[Extracted records]
.....

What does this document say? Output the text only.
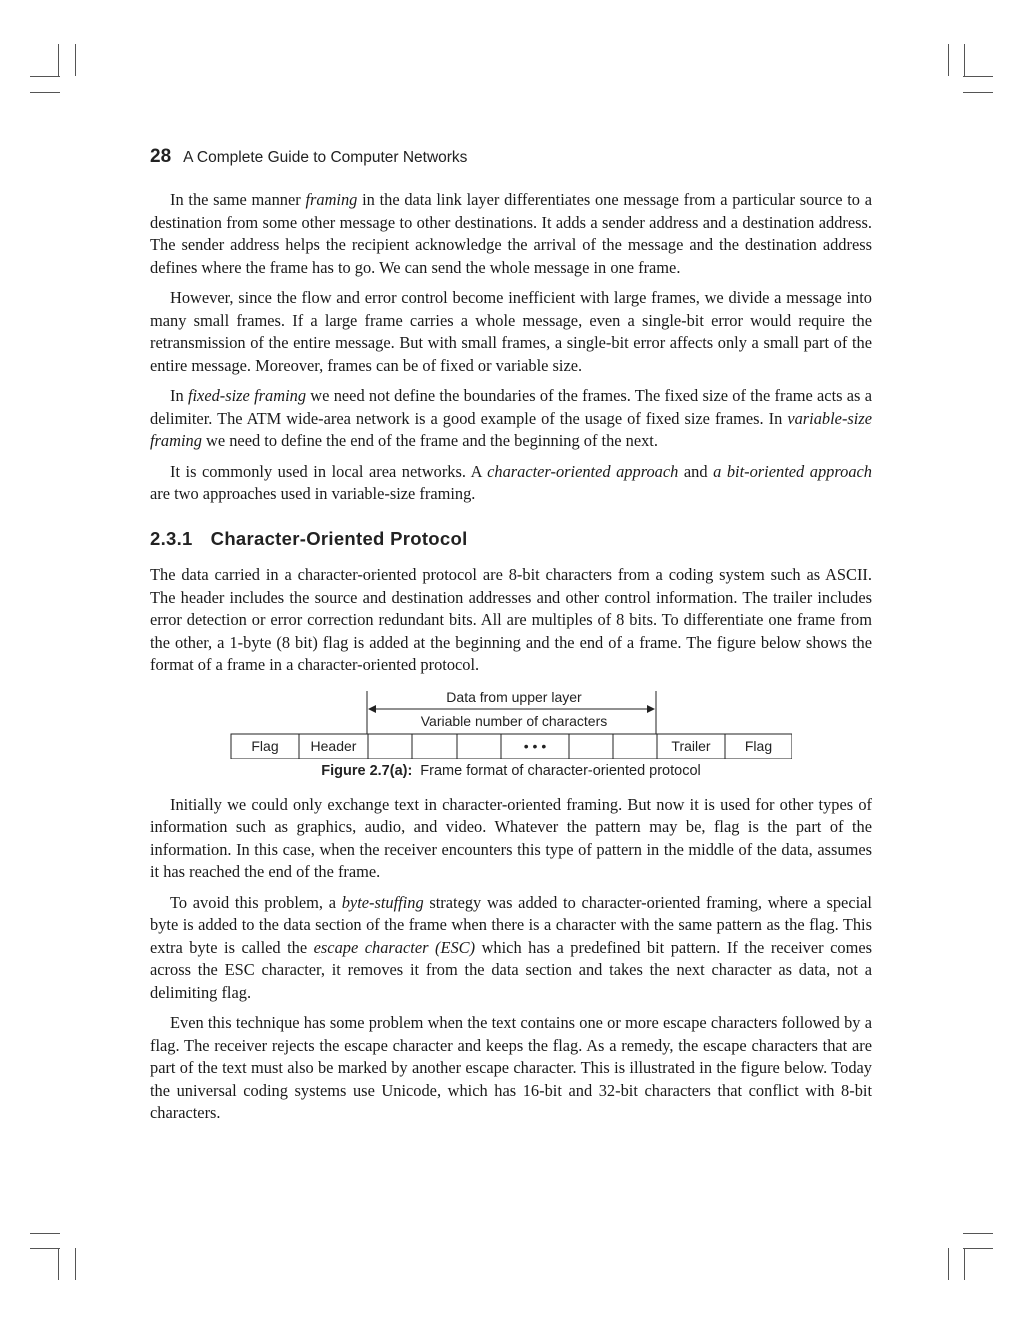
28 A Complete Guide to Computer Networks

In the same manner framing in the data link layer differentiates one message from a particular source to a destination from some other message to other destinations. It adds a sender address and a destination address. The sender address helps the recipient acknowledge the arrival of the message and the destination address defines where the frame has to go. We can send the whole message in one frame.

However, since the flow and error control become inefficient with large frames, we divide a message into many small frames. If a large frame carries a whole message, even a single-bit error would require the retransmission of the entire message. But with small frames, a single-bit error affects only a small part of the entire message. Moreover, frames can be of fixed or variable size.

In fixed-size framing we need not define the boundaries of the frames. The fixed size of the frame acts as a delimiter. The ATM wide-area network is a good example of the usage of fixed size frames. In variable-size framing we need to define the end of the frame and the beginning of the next.

It is commonly used in local area networks. A character-oriented approach and a bit-oriented approach are two approaches used in variable-size framing.

2.3.1 Character-Oriented Protocol

The data carried in a character-oriented protocol are 8-bit characters from a coding system such as ASCII. The header includes the source and destination addresses and other control information. The trailer includes error detection or error correction redundant bits. All are multiples of 8 bits. To differentiate one frame from the other, a 1-byte (8 bit) flag is added at the beginning and the end of a frame. The figure below shows the format of a frame in a character-oriented protocol.

Data from upper layer
Variable number of characters
Flag Header	• • •	Trailer Flag
Figure 2.7(a): Frame format of character-oriented protocol

Initially we could only exchange text in character-oriented framing. But now it is used for other types of information such as graphics, audio, and video. Whatever the pattern may be, flag is the part of the information. In this case, when the receiver encounters this type of pattern in the middle of the data, assumes it has reached the end of the frame.

To avoid this problem, a byte-stuffing strategy was added to character-oriented framing, where a special byte is added to the data section of the frame when there is a character with the same pattern as the flag. This extra byte is called the escape character (ESC) which has a predefined bit pattern. If the receiver comes across the ESC character, it removes it from the data section and takes the next character as data, not a delimiting flag.

Even this technique has some problem when the text contains one or more escape characters followed by a flag. The receiver rejects the escape character and keeps the flag. As a remedy, the escape characters that are part of the text must also be marked by another escape character. This is illustrated in the figure below. Today the universal coding systems use Unicode, which has 16-bit and 32-bit characters that conflict with 8-bit characters.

.....

EXERCISE REQUIREMENTS: Transcribe all entries above exactly. Drop the pictures.

FULL SOLUTION:
What does this document say? Output the text only.
28 A Complete Guide to Computer Networks

In the same manner framing in the data link layer differentiates one message from a particular source to a destination from some other message to other destinations. It adds a sender address and a destination address. The sender address helps the recipient acknowledge the arrival of the message and the destination address defines where the frame has to go. We can send the whole message in one frame.

However, since the flow and error control become inefficient with large frames, we divide a message into many small frames. If a large frame carries a whole message, even a single-bit error would require the retransmission of the entire message. But with small frames, a single-bit error affects only a small part of the entire message. Moreover, frames can be of fixed or variable size.

In fixed-size framing we need not define the boundaries of the frames. The fixed size of the frame acts as a delimiter. The ATM wide-area network is a good example of the usage of fixed size frames. In variable-size framing we need to define the end of the frame and the beginning of the next.

It is commonly used in local area networks. A character-oriented approach and a bit-oriented approach are two approaches used in variable-size framing.

2.3.1 Character-Oriented Protocol

The data carried in a character-oriented protocol are 8-bit characters from a coding system such as ASCII. The header includes the source and destination addresses and other control information. The trailer includes error detection or error correction redundant bits. All are multiples of 8 bits. To differentiate one frame from the other, a 1-byte (8 bit) flag is added at the beginning and the end of a frame. The figure below shows the format of a frame in a character-oriented protocol.

Data from upper layer
Variable number of characters
Flag Header	• • •	Trailer Flag
Figure 2.7(a): Frame format of character-oriented protocol

Initially we could only exchange text in character-oriented framing. But now it is used for other types of information such as graphics, audio, and video. Whatever the pattern may be, flag is the part of the information. In this case, when the receiver encounters this type of pattern in the middle of the data, assumes it has reached the end of the frame.

To avoid this problem, a byte-stuffing strategy was added to character-oriented framing, where a special byte is added to the data section of the frame when there is a character with the same pattern as the flag. This extra byte is called the escape character (ESC) which has a predefined bit pattern. If the receiver comes across the ESC character, it removes it from the data section and takes the next character as data, not a delimiting flag.

Even this technique has some problem when the text contains one or more escape characters followed by a flag. The receiver rejects the escape character and keeps the flag. As a remedy, the escape characters that are part of the text must also be marked by another escape character. This is illustrated in the figure below. Today the universal coding systems use Unicode, which has 16-bit and 32-bit characters that conflict with 8-bit characters.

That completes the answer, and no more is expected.